— Start of Material —

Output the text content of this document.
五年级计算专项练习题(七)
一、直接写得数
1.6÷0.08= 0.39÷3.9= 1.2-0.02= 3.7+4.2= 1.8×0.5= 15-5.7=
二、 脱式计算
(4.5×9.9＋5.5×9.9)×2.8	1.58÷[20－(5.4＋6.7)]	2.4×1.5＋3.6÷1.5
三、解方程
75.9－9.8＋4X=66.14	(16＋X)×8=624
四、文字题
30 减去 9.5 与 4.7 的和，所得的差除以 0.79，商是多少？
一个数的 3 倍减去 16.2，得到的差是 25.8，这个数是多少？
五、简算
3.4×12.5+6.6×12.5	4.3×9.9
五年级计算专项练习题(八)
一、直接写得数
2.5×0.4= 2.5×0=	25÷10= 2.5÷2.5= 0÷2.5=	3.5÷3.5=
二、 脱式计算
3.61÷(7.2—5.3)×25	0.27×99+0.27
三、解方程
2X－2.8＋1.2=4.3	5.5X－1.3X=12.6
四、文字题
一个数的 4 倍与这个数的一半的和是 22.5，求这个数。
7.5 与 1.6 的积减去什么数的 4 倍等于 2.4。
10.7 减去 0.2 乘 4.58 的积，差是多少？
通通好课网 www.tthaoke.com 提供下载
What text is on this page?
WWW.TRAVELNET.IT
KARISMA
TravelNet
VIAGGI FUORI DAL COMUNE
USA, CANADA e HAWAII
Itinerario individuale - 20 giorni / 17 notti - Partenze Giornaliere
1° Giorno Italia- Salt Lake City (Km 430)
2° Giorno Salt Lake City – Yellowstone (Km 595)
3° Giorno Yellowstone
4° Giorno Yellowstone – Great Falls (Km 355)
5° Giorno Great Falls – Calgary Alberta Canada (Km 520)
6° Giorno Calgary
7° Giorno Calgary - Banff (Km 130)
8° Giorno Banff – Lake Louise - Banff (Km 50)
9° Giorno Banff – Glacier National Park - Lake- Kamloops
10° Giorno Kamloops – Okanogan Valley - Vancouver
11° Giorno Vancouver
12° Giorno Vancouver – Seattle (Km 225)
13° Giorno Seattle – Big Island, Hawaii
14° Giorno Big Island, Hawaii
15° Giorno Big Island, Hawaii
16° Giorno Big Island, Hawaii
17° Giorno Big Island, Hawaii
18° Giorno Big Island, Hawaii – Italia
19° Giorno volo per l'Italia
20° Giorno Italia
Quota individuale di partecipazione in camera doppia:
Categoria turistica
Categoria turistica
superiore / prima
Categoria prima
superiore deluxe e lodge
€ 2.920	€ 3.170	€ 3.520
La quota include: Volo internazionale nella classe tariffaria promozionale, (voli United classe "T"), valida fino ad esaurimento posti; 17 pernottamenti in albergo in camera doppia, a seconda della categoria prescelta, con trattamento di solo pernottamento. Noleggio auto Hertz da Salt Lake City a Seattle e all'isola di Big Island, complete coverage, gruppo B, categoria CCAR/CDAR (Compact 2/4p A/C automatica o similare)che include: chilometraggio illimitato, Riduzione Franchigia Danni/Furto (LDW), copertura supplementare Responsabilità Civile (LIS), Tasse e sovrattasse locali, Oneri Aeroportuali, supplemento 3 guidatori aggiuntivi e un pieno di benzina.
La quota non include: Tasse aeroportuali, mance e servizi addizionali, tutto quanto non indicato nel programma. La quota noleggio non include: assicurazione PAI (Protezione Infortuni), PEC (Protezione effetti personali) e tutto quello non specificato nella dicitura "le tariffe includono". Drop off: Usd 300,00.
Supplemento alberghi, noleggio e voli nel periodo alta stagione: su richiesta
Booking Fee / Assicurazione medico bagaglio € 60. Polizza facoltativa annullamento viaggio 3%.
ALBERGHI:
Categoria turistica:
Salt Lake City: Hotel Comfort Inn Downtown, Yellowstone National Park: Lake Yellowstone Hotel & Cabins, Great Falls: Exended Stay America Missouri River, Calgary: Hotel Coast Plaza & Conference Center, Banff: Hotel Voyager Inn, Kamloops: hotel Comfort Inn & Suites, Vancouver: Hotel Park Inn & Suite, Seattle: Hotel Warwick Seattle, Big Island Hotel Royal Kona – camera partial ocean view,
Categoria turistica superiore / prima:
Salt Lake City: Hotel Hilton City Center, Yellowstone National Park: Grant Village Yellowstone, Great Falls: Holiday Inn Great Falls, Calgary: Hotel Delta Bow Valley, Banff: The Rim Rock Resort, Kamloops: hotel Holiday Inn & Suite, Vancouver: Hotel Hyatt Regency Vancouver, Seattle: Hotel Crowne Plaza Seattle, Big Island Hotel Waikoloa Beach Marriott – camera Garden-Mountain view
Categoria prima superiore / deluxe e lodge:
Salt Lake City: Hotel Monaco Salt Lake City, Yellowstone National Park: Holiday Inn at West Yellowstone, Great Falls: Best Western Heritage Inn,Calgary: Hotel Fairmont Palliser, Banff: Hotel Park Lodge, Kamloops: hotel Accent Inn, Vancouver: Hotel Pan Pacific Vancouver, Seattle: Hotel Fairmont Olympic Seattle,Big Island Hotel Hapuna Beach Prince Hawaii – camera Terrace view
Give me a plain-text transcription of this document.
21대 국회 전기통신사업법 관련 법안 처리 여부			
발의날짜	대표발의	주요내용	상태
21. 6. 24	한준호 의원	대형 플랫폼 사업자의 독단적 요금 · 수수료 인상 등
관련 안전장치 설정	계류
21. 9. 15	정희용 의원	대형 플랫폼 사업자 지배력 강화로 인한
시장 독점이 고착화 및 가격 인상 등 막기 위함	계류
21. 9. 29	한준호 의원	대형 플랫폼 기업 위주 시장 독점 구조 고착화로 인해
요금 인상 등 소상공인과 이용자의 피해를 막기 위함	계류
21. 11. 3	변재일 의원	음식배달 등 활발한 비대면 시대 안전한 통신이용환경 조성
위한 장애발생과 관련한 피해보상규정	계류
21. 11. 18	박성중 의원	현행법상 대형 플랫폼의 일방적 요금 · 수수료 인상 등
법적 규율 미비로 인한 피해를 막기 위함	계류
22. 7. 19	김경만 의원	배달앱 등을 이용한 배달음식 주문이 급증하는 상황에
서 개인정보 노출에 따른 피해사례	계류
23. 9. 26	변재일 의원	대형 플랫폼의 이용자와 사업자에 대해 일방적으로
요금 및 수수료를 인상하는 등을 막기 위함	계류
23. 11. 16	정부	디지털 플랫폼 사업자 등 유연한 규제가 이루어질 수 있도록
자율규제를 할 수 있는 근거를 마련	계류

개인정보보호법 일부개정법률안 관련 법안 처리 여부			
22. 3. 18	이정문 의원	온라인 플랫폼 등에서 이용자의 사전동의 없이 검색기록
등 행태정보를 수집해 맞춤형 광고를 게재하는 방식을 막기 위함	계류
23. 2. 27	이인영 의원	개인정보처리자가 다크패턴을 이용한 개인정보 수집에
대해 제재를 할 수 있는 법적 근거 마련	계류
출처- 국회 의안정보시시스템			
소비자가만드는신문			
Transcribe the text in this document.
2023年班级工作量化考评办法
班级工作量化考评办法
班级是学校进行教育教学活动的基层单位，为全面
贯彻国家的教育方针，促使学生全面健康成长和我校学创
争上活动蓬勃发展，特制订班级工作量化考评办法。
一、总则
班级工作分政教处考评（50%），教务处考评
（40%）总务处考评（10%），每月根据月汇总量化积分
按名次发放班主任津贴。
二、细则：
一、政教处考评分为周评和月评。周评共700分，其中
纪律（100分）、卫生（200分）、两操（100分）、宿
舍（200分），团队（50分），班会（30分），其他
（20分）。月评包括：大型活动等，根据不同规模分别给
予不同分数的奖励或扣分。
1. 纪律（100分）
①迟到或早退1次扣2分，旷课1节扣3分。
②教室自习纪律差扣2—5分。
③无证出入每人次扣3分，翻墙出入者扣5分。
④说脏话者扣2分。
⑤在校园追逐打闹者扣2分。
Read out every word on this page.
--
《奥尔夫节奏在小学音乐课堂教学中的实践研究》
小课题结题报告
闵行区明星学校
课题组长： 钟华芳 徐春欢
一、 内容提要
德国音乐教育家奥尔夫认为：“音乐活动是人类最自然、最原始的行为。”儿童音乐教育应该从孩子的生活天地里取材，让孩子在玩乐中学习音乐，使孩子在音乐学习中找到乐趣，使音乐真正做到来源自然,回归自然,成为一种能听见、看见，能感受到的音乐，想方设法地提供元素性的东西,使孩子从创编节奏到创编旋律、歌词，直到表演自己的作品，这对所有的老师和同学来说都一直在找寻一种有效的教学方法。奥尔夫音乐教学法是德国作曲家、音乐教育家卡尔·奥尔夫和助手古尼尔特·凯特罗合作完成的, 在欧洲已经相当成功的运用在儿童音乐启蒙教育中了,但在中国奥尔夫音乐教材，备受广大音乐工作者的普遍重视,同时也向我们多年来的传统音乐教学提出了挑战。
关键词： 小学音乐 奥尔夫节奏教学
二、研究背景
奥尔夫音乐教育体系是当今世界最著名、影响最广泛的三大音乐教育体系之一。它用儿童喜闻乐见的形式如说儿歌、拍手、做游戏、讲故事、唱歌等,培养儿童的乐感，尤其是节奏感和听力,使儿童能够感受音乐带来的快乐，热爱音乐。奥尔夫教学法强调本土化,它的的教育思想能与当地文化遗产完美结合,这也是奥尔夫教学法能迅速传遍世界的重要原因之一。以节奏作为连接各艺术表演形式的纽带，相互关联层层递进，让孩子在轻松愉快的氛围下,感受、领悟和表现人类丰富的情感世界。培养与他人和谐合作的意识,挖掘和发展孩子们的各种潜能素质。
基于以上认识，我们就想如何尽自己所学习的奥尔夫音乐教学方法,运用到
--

— End of Material —

Exercise instructions
Look through the data above. Each line containing the word "이용자의" needs to be copied.

Solution to this exercise
요금 인상 등 소상공인과 이용자의 피해를 막기 위함	계류
22. 3. 18	이정문 의원	온라인 플랫폼 등에서 이용자의 사전동의 없이 검색기록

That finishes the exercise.